[Exercise directions]:
List every line below containing "Care".

[Rows]:
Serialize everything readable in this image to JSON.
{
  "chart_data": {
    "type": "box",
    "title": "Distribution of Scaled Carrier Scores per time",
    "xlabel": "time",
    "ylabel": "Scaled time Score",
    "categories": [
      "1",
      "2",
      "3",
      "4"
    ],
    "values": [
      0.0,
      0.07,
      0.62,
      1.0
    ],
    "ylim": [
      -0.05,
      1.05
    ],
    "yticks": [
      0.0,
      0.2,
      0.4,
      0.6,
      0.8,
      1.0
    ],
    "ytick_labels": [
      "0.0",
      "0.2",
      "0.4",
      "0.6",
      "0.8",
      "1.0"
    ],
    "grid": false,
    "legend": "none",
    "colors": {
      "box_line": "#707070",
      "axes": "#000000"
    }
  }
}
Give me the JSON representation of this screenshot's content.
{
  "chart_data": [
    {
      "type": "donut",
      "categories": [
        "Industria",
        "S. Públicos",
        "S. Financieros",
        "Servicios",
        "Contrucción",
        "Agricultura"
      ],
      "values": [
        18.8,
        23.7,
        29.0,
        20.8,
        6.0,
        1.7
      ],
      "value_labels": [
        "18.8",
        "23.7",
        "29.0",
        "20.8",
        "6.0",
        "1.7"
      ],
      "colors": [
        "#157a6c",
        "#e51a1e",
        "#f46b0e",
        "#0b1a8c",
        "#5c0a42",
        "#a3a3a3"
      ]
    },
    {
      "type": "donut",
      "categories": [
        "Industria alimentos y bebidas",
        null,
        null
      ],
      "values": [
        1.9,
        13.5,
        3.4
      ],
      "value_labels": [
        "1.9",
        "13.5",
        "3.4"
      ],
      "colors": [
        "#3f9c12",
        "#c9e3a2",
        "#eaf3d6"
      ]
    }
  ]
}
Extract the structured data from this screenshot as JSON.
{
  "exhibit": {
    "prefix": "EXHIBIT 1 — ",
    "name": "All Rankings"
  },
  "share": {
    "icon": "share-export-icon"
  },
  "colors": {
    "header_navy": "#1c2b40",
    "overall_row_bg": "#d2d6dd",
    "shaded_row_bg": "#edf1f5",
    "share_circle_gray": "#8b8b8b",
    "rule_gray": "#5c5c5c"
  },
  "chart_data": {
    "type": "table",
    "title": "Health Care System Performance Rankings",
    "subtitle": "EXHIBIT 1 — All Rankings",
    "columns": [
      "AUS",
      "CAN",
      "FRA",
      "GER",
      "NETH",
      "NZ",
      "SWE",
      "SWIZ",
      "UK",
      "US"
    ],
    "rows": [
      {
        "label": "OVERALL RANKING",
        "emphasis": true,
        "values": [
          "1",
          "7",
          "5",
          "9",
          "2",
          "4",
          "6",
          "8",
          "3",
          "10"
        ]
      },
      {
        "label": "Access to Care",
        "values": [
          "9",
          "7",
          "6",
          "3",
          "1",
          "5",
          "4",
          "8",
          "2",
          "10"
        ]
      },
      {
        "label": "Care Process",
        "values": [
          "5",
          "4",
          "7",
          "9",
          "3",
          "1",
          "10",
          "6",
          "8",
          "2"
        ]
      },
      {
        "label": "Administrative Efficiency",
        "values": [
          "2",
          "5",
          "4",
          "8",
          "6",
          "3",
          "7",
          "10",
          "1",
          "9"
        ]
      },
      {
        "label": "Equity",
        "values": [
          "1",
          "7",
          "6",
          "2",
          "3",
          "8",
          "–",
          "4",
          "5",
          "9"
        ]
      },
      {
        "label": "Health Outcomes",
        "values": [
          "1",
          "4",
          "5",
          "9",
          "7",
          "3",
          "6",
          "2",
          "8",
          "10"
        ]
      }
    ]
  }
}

[Solution to this exercise]:
    "title": "Health Care System Performance Rankings",
        "label": "Access to Care",
        "label": "Care Process",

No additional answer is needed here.